Each line holding the word "Back" counts once; give the total and nothing more.

::: Information given

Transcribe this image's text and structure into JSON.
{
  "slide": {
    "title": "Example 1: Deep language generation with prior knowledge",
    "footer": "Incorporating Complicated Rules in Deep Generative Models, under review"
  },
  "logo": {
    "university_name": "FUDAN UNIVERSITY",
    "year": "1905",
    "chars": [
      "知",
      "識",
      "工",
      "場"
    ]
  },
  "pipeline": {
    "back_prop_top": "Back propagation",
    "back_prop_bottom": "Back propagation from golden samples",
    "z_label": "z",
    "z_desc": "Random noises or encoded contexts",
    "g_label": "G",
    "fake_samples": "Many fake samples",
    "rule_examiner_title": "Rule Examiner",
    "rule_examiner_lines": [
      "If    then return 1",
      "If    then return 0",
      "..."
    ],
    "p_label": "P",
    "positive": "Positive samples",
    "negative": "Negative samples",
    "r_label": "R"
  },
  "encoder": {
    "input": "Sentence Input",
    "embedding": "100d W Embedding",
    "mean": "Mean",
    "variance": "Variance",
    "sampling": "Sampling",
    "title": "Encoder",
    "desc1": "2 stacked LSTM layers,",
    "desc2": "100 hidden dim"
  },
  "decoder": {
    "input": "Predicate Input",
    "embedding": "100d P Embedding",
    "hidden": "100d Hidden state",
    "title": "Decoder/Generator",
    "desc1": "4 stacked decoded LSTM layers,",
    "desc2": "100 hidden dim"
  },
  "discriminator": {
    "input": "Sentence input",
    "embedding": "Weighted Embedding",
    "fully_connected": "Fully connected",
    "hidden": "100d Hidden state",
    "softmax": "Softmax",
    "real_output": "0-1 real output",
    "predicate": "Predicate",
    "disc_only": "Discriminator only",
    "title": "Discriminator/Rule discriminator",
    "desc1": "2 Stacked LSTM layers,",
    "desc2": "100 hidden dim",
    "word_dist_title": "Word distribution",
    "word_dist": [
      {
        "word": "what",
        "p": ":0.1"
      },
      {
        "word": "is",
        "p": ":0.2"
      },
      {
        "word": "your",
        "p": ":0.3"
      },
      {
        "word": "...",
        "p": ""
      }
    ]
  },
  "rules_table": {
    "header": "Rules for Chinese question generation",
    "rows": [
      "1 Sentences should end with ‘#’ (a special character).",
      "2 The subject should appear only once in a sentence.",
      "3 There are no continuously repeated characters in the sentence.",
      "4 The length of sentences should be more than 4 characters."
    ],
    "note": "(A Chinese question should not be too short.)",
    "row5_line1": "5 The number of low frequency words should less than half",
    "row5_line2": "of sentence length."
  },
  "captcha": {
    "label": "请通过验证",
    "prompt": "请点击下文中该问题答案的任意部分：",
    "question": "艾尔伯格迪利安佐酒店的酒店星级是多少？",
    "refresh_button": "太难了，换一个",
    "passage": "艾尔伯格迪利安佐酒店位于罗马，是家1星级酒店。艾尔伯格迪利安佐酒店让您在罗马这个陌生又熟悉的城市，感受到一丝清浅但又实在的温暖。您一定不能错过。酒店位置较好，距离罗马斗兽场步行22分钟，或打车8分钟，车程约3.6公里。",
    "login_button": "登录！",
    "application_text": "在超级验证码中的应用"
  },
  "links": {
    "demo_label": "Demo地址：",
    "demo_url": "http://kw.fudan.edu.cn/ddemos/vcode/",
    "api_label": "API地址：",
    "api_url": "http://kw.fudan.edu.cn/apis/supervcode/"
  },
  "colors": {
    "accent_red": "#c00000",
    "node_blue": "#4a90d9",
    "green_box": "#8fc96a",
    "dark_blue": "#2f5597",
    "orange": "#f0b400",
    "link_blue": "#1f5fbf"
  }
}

::::::

Answer below:
2